* _Required task_
Determine the number of lines containing the word "Website", and state that figure alone.

* _Records to process_
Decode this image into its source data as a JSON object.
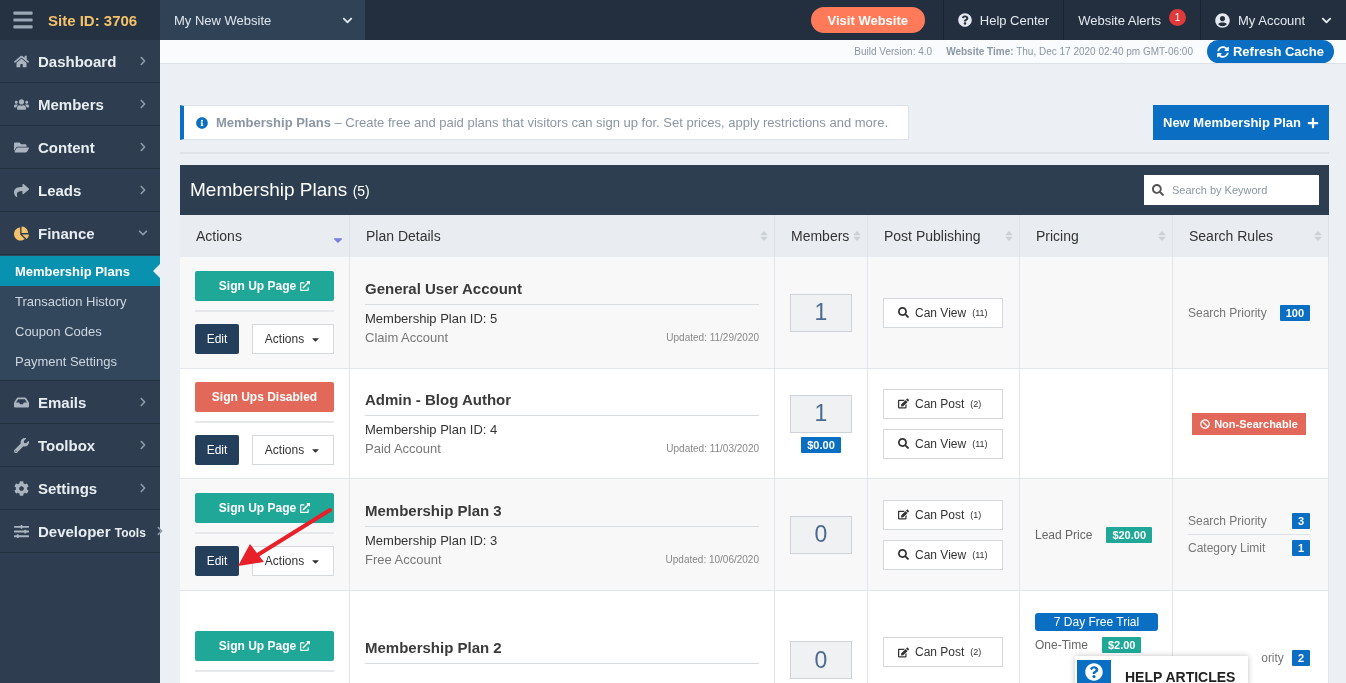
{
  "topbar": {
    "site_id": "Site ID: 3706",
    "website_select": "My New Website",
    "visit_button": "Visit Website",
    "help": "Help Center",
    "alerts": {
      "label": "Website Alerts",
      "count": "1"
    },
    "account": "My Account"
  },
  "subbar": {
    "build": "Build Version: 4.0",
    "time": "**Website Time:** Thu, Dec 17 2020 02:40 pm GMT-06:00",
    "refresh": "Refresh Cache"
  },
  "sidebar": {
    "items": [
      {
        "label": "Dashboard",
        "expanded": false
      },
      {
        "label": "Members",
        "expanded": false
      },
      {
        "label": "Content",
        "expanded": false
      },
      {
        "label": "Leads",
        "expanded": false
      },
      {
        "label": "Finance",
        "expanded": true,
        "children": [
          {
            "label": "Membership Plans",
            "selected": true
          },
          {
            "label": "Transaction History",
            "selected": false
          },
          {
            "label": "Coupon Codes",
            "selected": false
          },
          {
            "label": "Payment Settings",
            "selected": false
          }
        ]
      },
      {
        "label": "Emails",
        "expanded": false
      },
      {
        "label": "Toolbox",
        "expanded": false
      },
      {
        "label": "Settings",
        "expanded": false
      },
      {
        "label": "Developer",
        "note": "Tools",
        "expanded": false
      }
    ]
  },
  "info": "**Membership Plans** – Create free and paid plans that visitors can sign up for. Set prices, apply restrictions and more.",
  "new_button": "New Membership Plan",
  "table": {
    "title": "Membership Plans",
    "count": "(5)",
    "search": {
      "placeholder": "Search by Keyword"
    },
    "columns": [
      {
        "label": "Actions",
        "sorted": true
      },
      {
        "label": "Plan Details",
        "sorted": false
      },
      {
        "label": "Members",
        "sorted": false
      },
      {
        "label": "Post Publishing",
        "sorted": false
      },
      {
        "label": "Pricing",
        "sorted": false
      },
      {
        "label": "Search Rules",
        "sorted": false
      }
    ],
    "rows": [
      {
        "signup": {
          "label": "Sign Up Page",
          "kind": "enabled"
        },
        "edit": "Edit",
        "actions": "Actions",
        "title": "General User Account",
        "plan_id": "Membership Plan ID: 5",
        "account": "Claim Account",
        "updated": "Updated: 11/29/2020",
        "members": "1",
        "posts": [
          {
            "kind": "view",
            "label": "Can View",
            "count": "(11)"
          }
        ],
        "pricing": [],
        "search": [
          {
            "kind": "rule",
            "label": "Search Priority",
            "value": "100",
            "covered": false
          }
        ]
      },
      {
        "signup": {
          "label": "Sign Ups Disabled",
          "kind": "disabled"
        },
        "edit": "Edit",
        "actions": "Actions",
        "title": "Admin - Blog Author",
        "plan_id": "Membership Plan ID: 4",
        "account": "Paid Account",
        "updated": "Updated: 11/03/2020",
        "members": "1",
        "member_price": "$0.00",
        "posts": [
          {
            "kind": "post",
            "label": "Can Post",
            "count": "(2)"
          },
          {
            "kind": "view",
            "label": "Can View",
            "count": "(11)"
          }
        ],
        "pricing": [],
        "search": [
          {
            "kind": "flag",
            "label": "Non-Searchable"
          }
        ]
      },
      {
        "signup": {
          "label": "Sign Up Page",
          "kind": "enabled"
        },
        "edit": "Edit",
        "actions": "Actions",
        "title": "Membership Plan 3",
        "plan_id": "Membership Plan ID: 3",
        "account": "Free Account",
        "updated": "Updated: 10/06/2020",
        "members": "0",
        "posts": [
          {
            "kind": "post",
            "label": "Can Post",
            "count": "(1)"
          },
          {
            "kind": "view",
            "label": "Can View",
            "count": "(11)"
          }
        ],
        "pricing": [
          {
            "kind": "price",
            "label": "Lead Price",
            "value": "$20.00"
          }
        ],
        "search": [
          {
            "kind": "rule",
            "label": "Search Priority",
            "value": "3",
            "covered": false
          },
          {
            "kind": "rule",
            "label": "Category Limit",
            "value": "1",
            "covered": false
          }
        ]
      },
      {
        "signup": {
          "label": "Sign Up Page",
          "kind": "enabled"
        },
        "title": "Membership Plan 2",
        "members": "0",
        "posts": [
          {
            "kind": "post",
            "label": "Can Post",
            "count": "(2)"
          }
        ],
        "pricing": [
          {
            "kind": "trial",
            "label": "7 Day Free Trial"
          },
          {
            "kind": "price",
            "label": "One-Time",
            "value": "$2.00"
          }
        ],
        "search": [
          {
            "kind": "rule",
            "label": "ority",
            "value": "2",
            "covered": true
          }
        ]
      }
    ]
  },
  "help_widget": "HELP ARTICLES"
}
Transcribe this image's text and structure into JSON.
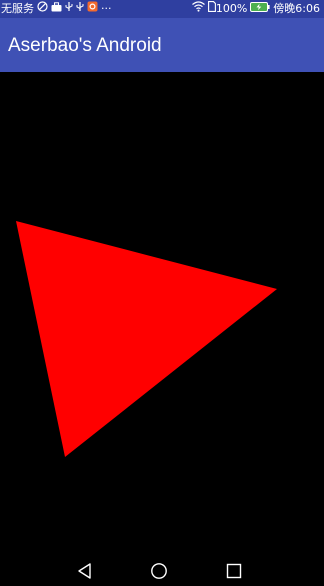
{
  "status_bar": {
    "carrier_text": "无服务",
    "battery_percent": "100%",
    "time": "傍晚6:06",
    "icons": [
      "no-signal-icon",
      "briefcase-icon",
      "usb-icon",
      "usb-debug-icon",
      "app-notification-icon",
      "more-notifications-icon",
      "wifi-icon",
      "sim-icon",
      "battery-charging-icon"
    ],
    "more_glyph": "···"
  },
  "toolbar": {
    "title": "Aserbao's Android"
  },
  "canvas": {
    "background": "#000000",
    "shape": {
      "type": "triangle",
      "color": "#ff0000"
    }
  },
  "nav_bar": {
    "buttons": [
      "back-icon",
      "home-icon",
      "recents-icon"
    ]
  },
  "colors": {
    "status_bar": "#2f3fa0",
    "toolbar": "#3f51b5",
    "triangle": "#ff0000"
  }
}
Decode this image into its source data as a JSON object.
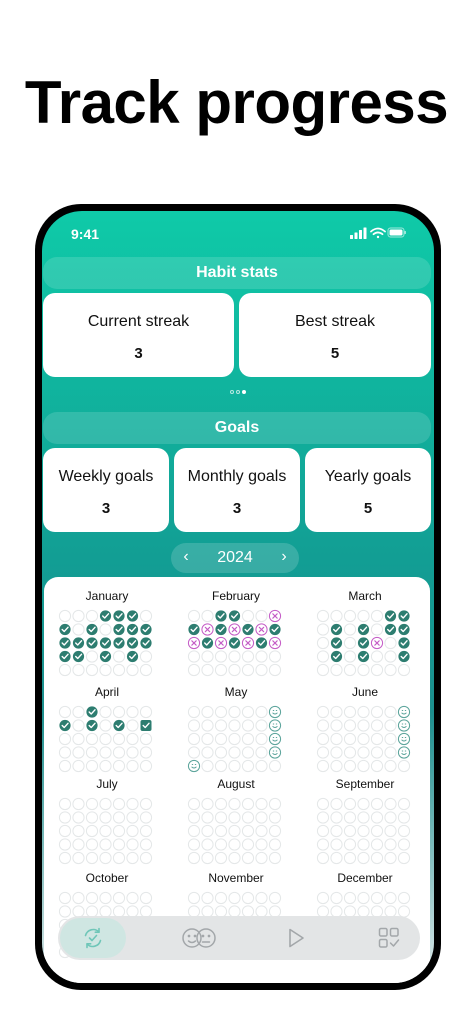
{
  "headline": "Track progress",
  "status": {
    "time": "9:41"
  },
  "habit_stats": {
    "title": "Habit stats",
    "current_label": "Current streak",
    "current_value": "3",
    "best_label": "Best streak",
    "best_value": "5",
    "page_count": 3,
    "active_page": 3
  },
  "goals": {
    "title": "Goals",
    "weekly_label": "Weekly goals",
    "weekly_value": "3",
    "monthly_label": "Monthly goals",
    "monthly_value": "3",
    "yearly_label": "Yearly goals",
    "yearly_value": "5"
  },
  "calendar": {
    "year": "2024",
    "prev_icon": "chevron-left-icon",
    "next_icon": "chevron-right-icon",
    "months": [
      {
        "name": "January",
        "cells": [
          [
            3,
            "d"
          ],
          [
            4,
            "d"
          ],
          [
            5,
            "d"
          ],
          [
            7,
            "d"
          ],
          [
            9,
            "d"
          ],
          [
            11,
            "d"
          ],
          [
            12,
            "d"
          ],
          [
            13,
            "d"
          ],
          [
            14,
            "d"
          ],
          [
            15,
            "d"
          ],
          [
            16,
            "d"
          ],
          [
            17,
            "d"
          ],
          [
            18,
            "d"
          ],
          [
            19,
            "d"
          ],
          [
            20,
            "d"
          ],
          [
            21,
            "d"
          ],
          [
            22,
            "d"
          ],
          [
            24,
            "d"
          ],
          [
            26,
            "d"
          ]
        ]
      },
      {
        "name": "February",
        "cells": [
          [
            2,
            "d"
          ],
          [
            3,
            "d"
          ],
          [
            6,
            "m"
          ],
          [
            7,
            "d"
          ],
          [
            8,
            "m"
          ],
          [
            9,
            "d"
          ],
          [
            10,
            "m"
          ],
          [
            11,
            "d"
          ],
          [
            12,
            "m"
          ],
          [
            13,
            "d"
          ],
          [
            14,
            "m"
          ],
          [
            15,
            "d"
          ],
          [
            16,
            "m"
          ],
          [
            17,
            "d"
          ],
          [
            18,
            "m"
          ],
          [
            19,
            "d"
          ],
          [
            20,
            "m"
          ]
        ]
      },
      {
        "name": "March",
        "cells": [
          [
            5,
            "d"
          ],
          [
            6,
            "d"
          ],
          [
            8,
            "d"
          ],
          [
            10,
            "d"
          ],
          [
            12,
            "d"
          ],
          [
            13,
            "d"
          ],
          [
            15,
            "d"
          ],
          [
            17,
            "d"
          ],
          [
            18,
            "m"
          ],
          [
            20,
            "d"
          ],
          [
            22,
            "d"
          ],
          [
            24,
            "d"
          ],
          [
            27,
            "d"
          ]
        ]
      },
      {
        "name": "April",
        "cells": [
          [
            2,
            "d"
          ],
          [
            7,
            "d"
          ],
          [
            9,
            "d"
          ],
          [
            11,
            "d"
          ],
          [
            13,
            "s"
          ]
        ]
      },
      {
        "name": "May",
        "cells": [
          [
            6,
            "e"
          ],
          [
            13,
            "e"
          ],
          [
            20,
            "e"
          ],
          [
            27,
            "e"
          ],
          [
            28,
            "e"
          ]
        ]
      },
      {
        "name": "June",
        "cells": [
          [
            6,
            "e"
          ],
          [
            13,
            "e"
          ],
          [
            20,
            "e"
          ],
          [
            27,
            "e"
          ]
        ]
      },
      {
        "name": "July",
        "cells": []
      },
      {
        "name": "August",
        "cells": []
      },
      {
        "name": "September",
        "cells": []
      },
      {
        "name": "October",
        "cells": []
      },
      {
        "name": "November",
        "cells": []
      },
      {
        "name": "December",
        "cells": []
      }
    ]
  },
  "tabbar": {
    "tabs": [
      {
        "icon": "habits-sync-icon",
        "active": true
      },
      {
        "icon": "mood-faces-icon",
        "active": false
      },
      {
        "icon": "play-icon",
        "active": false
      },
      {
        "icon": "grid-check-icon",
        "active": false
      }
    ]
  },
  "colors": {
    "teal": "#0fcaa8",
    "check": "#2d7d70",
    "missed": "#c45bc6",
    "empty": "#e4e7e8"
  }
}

* _Response to the task_
4